• _RECORDS SHOWN_:
>> start
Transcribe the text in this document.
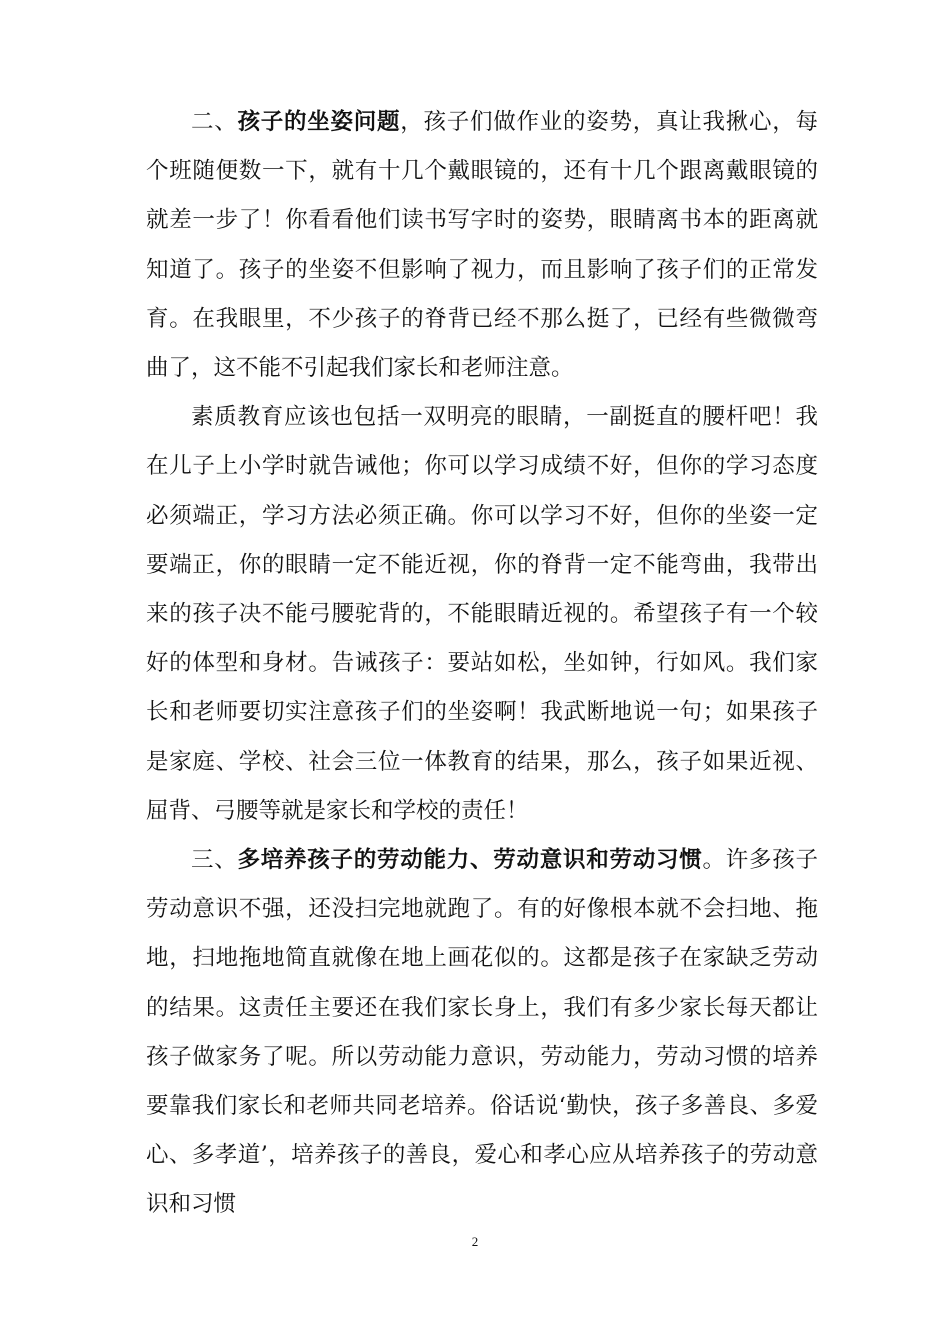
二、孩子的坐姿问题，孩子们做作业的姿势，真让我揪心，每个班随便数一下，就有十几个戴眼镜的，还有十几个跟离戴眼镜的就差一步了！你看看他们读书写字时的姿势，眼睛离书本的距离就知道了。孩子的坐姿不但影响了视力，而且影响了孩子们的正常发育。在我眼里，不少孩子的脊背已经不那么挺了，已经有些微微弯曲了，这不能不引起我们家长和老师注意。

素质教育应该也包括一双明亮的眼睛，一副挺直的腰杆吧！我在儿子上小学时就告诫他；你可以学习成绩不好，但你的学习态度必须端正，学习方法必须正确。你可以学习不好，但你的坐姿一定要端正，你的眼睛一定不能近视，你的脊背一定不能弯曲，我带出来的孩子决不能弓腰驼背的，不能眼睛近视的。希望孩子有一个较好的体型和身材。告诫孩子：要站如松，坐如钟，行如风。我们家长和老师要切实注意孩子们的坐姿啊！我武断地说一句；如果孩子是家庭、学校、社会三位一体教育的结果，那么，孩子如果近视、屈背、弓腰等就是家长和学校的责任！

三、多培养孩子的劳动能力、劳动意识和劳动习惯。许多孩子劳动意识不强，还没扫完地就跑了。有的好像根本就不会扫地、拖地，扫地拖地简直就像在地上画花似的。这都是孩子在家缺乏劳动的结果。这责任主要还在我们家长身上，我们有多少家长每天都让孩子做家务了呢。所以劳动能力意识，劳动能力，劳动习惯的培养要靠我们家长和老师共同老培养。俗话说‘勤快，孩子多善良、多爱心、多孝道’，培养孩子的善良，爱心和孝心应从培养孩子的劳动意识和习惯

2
>> end
• _THE PROBLEM_: Skipping the pictures, transcribe each line above exactly as it appears.

• _PROBLEM SOLUTION_:
Transcribe the text in this document.
二、孩子的坐姿问题，孩子们做作业的姿势，真让我揪心，每个班随便数一下，就有十几个戴眼镜的，还有十几个跟离戴眼镜的就差一步了！你看看他们读书写字时的姿势，眼睛离书本的距离就知道了。孩子的坐姿不但影响了视力，而且影响了孩子们的正常发育。在我眼里，不少孩子的脊背已经不那么挺了，已经有些微微弯曲了，这不能不引起我们家长和老师注意。

素质教育应该也包括一双明亮的眼睛，一副挺直的腰杆吧！我在儿子上小学时就告诫他；你可以学习成绩不好，但你的学习态度必须端正，学习方法必须正确。你可以学习不好，但你的坐姿一定要端正，你的眼睛一定不能近视，你的脊背一定不能弯曲，我带出来的孩子决不能弓腰驼背的，不能眼睛近视的。希望孩子有一个较好的体型和身材。告诫孩子：要站如松，坐如钟，行如风。我们家长和老师要切实注意孩子们的坐姿啊！我武断地说一句；如果孩子是家庭、学校、社会三位一体教育的结果，那么，孩子如果近视、屈背、弓腰等就是家长和学校的责任！

三、多培养孩子的劳动能力、劳动意识和劳动习惯。许多孩子劳动意识不强，还没扫完地就跑了。有的好像根本就不会扫地、拖地，扫地拖地简直就像在地上画花似的。这都是孩子在家缺乏劳动的结果。这责任主要还在我们家长身上，我们有多少家长每天都让孩子做家务了呢。所以劳动能力意识，劳动能力，劳动习惯的培养要靠我们家长和老师共同老培养。俗话说‘勤快，孩子多善良、多爱心、多孝道’，培养孩子的善良，爱心和孝心应从培养孩子的劳动意识和习惯

2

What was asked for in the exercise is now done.